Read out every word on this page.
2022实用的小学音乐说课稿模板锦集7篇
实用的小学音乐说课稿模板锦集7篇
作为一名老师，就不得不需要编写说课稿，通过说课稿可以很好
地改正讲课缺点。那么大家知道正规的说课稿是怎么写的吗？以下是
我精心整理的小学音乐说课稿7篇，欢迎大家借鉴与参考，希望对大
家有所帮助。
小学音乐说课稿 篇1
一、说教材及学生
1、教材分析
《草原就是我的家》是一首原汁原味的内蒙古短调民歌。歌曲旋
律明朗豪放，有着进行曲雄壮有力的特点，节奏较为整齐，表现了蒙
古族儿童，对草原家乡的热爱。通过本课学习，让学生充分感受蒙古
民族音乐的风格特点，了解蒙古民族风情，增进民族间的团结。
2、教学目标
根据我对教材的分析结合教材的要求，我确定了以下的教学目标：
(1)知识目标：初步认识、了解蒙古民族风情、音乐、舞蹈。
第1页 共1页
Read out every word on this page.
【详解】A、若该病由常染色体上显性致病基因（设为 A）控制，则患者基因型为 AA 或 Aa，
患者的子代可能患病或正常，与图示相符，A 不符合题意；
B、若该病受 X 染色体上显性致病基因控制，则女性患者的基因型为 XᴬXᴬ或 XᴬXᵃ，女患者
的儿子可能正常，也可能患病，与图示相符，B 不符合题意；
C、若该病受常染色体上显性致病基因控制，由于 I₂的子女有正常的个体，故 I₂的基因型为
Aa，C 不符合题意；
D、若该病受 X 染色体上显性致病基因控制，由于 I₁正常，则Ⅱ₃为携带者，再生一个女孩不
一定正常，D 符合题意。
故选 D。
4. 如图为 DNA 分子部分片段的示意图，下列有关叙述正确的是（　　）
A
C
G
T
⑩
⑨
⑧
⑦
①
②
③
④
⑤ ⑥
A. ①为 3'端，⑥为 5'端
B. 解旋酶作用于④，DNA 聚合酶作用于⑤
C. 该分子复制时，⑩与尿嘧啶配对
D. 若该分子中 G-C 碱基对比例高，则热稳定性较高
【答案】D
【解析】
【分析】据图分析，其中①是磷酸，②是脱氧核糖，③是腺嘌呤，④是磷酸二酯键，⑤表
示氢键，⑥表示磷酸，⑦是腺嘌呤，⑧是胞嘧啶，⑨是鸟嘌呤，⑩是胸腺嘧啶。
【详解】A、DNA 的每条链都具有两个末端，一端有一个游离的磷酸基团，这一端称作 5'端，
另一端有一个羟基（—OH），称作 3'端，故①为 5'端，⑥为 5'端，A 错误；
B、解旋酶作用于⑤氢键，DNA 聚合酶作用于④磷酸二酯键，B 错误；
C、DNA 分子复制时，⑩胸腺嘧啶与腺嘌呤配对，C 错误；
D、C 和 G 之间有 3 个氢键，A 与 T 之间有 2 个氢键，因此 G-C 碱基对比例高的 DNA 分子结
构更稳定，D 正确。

◆ **Do this**
Copy out every line from the material above in which the word "与图示相符" appears.

◆ **Solved problem**
患者的子代可能患病或正常，与图示相符，A 不符合题意；
的儿子可能正常，也可能患病，与图示相符，B 不符合题意；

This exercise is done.